## Selected extract
3. Effects of solvent on the unimolecular decomposition of t-butyl peroxide
   Earl S. Huyser and Richard M. VanScoy
   The Journal of Organic Chemistry 1968, 33 (9), 3524-3527
   DOI: 1021/jo01273a036
   The activation enthalpy of homolysis of t-butyl peroxide is measured here and shown to be  solvent dependent, varying from 31 kcal/mol in acetonitrile to 40 kcal/mol in cyclohexane (at 125 °C). This is consistent with a process which requires significant heating  above room temperature for  initiation.
   In comparison to benzoyl peroxide, t-butyl peroxide undergoes homolysis at >100 °C. It was initially reported that the rate of t-butyl peroxide is the same in the gas phase as in solution, but certain solvents with OH groups can increase the rate of decomposition.
4. Reality of solvent effects in the decomposition of tert-butyl peroxide
   Cheves Walling and Douglas Bristol
   The Journal of Organic Chemistry 1971, 36 (5), 733-735
   DOI: 1021/jo00804a030
   These authors reexamine the results from Ref. #4, and find that the rate constants for decomposition of t-butyl peroxide in various solvents are also concentration dependent. They also obtain different values for the activation enthalpy of homolysis in acetonitrile (34.2 kcal/m3l) and cyclohexane (38.4 kcal/mol).
5. Uses of Isotopes in Addition Polymerization
   G. Ayrey
   Chemical Reviews 1963, 63 (6), 645-667
   DOI: 10.1021/cr60226a005
   Radical reactions are also widely used in polymer chemistry; some of the most well-known polymerization mechanisms are based on radicals. A common criticism of radical chemistry is that “transformations involving radical intermediates have long harbored the reputation of being difficult to control, suitable only for the synthesis of polymers and tars”.
6. Solvent Effects in the Decomposition of 1,1′-Diphenylazoethane and 2,2′-Azobis-(2-methylpropionitrile)
   Raymond C. Petersen, J. Hodge Markgraf, and Sidney D. Ross
   Journal of the American Chemical Society 1961, 83 (18), 3819-3823
   DOI: 1021/ja01479a021
   Azo compounds are also commonly used for initiation of radical reactions – these will thermally decompose to give N₂ and the respective radicals.
7. Free Radical Addition to Olefins to Form Carbon-Carbon Bonds
   Walling, Cheves; Huyser, Earl S.

## Record set
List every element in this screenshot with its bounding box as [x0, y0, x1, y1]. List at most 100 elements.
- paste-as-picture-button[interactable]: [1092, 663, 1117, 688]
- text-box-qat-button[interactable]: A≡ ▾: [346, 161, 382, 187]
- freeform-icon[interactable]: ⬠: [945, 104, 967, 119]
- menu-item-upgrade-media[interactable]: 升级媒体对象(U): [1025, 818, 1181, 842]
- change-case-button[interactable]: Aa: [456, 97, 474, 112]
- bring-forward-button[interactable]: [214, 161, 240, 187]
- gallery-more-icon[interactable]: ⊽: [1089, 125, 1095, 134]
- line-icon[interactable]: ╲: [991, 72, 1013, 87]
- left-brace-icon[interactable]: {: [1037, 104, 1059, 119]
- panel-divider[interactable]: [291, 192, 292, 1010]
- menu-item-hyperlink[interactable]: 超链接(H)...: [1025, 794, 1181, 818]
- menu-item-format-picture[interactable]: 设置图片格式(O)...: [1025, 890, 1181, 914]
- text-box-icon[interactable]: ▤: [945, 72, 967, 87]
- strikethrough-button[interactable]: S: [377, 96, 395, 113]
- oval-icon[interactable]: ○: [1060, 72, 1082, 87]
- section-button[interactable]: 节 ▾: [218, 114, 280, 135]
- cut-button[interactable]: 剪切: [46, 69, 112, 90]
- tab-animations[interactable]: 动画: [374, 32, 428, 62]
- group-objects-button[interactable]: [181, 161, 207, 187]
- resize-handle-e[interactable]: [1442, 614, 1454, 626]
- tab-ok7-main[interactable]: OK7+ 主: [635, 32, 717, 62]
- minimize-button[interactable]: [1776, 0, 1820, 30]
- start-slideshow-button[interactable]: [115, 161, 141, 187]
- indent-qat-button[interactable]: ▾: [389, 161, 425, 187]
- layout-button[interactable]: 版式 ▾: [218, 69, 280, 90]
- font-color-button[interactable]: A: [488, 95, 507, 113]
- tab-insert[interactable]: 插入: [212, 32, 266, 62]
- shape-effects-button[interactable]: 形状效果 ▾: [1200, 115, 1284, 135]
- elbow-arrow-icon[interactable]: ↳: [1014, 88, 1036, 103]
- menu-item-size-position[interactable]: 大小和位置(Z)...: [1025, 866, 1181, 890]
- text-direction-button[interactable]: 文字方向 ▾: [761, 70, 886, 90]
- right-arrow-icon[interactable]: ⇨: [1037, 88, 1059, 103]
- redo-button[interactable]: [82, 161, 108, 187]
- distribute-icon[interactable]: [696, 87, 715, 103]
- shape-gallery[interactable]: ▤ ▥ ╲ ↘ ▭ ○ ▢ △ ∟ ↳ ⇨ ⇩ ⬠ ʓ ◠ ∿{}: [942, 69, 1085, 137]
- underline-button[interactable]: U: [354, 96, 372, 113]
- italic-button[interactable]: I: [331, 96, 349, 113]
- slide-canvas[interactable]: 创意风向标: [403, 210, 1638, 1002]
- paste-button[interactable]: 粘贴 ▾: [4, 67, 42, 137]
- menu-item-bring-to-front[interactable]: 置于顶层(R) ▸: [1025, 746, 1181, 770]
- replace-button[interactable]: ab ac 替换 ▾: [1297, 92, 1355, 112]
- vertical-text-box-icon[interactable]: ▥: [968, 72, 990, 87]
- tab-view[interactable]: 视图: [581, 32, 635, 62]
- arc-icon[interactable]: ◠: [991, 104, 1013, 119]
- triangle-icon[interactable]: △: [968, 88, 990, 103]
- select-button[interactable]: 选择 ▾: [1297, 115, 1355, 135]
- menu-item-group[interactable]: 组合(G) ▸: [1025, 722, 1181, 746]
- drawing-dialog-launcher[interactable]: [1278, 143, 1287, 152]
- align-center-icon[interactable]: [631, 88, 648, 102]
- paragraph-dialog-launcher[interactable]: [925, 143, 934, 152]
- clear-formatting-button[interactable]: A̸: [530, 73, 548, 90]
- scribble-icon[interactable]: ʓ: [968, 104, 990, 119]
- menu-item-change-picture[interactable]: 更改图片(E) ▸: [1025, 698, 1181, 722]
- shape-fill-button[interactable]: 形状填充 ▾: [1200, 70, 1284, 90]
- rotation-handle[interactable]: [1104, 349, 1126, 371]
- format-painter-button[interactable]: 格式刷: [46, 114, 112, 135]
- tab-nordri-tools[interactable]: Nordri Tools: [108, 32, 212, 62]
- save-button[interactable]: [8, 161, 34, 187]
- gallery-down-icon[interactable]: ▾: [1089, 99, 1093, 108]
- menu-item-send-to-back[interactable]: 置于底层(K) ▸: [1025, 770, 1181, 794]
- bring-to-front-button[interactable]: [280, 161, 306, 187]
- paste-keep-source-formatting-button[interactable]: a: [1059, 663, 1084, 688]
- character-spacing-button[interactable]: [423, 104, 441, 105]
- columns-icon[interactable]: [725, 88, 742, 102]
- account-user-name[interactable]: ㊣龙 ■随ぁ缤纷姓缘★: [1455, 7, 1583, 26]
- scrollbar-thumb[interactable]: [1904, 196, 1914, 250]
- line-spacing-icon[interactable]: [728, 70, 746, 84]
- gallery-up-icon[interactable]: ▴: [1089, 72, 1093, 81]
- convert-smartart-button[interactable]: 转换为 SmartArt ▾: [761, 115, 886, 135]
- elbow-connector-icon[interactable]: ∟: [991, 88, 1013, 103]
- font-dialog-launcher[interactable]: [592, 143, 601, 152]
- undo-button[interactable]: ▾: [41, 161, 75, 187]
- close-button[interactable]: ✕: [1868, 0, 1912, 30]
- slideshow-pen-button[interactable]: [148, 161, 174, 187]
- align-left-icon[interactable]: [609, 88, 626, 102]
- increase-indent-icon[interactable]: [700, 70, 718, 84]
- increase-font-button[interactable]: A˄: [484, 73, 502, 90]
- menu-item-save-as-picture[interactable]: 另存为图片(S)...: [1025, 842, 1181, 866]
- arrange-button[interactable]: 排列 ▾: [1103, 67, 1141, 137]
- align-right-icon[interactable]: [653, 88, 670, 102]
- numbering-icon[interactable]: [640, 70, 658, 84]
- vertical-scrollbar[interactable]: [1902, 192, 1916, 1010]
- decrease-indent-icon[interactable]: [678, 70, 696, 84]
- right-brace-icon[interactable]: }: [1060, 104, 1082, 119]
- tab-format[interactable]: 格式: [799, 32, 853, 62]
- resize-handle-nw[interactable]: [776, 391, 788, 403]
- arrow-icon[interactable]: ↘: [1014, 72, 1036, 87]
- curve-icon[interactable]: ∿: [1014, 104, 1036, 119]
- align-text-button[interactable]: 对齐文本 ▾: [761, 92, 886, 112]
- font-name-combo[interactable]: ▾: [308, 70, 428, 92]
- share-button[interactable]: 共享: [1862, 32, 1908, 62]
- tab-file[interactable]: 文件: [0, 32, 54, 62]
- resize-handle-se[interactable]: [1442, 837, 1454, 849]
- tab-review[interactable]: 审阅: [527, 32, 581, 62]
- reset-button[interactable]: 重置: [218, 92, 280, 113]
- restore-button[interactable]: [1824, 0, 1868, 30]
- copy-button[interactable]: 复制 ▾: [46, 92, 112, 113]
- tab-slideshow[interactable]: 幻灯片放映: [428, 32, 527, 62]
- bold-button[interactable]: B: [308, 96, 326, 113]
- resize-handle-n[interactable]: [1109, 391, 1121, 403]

## Problem description
Pick up the annotated reading list on radical chemistry where it stops, and write the next part.

## Answer for this exercise
   Organic Reactions 1963, 13, 91-149
   DOI: 10.1002/0471264180.or013.03
   Organic Reactions, maintained by the ACS Division of Organic Chemistry, is a useful source of comprehensive reviews in Organic chemistry topics. This review has a section on free-radical reaction initiation. AIBN (azobis(isobutyronitrile)) is a widely used initiator of free-radical reactions. It is a crystalline substance which decomposes upon heating into isobutyronitryl radicals and nitrogen with a half-life of about an hour at 80 °C. As with most other unimolecular fragmentations, the half-life of AIBN diminishes rapidly with increasing temperature – it drops to only a few minutes at 110 °C, the temperature of refluxing toluene (see p. 113 for a graph of half-life vs. temperature of common free-radical initiators).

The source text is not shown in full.